**WHAT THE EXERCISE ASKS**.
Write out each entry, exactly the way it appears.

# start of INPUT MATERIAL

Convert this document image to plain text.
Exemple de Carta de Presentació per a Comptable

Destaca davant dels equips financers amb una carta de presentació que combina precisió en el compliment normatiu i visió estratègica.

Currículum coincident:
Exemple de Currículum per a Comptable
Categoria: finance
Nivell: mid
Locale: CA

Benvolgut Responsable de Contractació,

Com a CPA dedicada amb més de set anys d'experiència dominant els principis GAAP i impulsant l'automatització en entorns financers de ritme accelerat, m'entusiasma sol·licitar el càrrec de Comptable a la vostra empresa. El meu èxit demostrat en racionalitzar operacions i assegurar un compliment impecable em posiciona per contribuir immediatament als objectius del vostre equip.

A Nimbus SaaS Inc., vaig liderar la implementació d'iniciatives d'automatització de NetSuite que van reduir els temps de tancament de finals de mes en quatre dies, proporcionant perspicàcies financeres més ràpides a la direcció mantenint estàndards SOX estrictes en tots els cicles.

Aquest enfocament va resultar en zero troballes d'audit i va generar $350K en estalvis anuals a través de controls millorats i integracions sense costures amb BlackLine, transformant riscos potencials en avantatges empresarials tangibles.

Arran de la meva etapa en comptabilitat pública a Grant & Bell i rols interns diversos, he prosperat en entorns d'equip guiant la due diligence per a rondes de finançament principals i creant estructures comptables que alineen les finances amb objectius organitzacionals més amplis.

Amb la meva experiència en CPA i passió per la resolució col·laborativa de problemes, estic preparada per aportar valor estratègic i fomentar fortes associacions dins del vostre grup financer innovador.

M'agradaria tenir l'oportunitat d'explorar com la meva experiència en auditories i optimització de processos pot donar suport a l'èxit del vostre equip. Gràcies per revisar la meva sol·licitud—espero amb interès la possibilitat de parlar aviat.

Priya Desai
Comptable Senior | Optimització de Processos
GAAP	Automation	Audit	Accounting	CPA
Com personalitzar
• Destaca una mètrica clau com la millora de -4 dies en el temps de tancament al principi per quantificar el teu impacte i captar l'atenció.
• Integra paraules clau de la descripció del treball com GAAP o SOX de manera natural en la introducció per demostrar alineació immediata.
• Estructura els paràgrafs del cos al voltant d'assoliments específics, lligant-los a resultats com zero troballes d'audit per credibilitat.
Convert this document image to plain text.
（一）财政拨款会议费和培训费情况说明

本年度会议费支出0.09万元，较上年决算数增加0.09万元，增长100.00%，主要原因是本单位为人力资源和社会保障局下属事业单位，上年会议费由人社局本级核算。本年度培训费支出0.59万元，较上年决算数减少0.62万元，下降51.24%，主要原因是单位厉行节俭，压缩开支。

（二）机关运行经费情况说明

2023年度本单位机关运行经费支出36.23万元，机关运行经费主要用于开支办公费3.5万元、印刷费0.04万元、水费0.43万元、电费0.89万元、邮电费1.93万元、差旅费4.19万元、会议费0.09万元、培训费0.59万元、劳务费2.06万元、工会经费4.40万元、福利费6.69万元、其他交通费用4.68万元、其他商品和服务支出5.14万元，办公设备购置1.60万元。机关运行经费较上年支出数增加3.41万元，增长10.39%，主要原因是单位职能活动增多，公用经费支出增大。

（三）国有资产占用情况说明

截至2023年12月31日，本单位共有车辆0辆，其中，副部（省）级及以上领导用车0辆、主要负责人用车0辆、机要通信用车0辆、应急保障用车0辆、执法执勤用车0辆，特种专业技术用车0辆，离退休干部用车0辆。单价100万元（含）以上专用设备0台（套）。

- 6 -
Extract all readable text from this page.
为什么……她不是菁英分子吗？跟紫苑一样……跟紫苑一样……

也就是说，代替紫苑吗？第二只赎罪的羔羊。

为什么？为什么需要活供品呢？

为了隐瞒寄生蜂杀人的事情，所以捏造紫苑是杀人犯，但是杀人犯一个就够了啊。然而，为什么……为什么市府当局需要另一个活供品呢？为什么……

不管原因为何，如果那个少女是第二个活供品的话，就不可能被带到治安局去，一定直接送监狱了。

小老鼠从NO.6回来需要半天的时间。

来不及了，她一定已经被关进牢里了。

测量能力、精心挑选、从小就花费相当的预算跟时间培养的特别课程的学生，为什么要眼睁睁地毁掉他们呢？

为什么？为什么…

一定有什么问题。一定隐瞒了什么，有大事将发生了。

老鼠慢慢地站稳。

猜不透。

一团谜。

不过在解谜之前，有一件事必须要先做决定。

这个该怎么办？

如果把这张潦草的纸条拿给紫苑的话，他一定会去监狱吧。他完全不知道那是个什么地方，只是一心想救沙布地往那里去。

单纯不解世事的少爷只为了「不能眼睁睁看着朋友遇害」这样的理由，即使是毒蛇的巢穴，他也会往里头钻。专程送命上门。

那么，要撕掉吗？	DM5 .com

# end of INPUT MATERIAL

**EXERCISE RESULT**.
Convert this document image to plain text.
Exemple de Carta de Presentació per a Comptable

Destaca davant dels equips financers amb una carta de presentació que combina precisió en el compliment normatiu i visió estratègica.

Currículum coincident:
Exemple de Currículum per a Comptable
Categoria: finance
Nivell: mid
Locale: CA

Benvolgut Responsable de Contractació,

Com a CPA dedicada amb més de set anys d'experiència dominant els principis GAAP i impulsant l'automatització en entorns financers de ritme accelerat, m'entusiasma sol·licitar el càrrec de Comptable a la vostra empresa. El meu èxit demostrat en racionalitzar operacions i assegurar un compliment impecable em posiciona per contribuir immediatament als objectius del vostre equip.

A Nimbus SaaS Inc., vaig liderar la implementació d'iniciatives d'automatització de NetSuite que van reduir els temps de tancament de finals de mes en quatre dies, proporcionant perspicàcies financeres més ràpides a la direcció mantenint estàndards SOX estrictes en tots els cicles.

Aquest enfocament va resultar en zero troballes d'audit i va generar $350K en estalvis anuals a través de controls millorats i integracions sense costures amb BlackLine, transformant riscos potencials en avantatges empresarials tangibles.

Arran de la meva etapa en comptabilitat pública a Grant & Bell i rols interns diversos, he prosperat en entorns d'equip guiant la due diligence per a rondes de finançament principals i creant estructures comptables que alineen les finances amb objectius organitzacionals més amplis.

Amb la meva experiència en CPA i passió per la resolució col·laborativa de problemes, estic preparada per aportar valor estratègic i fomentar fortes associacions dins del vostre grup financer innovador.

M'agradaria tenir l'oportunitat d'explorar com la meva experiència en auditories i optimització de processos pot donar suport a l'èxit del vostre equip. Gràcies per revisar la meva sol·licitud—espero amb interès la possibilitat de parlar aviat.

Priya Desai
Comptable Senior | Optimització de Processos
GAAP	Automation	Audit	Accounting	CPA
Com personalitzar
• Destaca una mètrica clau com la millora de -4 dies en el temps de tancament al principi per quantificar el teu impacte i captar l'atenció.
• Integra paraules clau de la descripció del treball com GAAP o SOX de manera natural en la introducció per demostrar alineació immediata.
• Estructura els paràgrafs del cos al voltant d'assoliments específics, lligant-los a resultats com zero troballes d'audit per credibilitat.
Convert this document image to plain text.
（一）财政拨款会议费和培训费情况说明

本年度会议费支出0.09万元，较上年决算数增加0.09万元，增长100.00%，主要原因是本单位为人力资源和社会保障局下属事业单位，上年会议费由人社局本级核算。本年度培训费支出0.59万元，较上年决算数减少0.62万元，下降51.24%，主要原因是单位厉行节俭，压缩开支。

（二）机关运行经费情况说明

2023年度本单位机关运行经费支出36.23万元，机关运行经费主要用于开支办公费3.5万元、印刷费0.04万元、水费0.43万元、电费0.89万元、邮电费1.93万元、差旅费4.19万元、会议费0.09万元、培训费0.59万元、劳务费2.06万元、工会经费4.40万元、福利费6.69万元、其他交通费用4.68万元、其他商品和服务支出5.14万元，办公设备购置1.60万元。机关运行经费较上年支出数增加3.41万元，增长10.39%，主要原因是单位职能活动增多，公用经费支出增大。

（三）国有资产占用情况说明

截至2023年12月31日，本单位共有车辆0辆，其中，副部（省）级及以上领导用车0辆、主要负责人用车0辆、机要通信用车0辆、应急保障用车0辆、执法执勤用车0辆，特种专业技术用车0辆，离退休干部用车0辆。单价100万元（含）以上专用设备0台（套）。

- 6 -
Extract all readable text from this page.
为什么……她不是菁英分子吗？跟紫苑一样……跟紫苑一样……

也就是说，代替紫苑吗？第二只赎罪的羔羊。

为什么？为什么需要活供品呢？

为了隐瞒寄生蜂杀人的事情，所以捏造紫苑是杀人犯，但是杀人犯一个就够了啊。然而，为什么……为什么市府当局需要另一个活供品呢？为什么……

不管原因为何，如果那个少女是第二个活供品的话，就不可能被带到治安局去，一定直接送监狱了。

小老鼠从NO.6回来需要半天的时间。

来不及了，她一定已经被关进牢里了。

测量能力、精心挑选、从小就花费相当的预算跟时间培养的特别课程的学生，为什么要眼睁睁地毁掉他们呢？

为什么？为什么…

一定有什么问题。一定隐瞒了什么，有大事将发生了。

老鼠慢慢地站稳。

猜不透。

一团谜。

不过在解谜之前，有一件事必须要先做决定。

这个该怎么办？

如果把这张潦草的纸条拿给紫苑的话，他一定会去监狱吧。他完全不知道那是个什么地方，只是一心想救沙布地往那里去。

单纯不解世事的少爷只为了「不能眼睁睁看着朋友遇害」这样的理由，即使是毒蛇的巢穴，他也会往里头钻。专程送命上门。

那么，要撕掉吗？	DM5 .com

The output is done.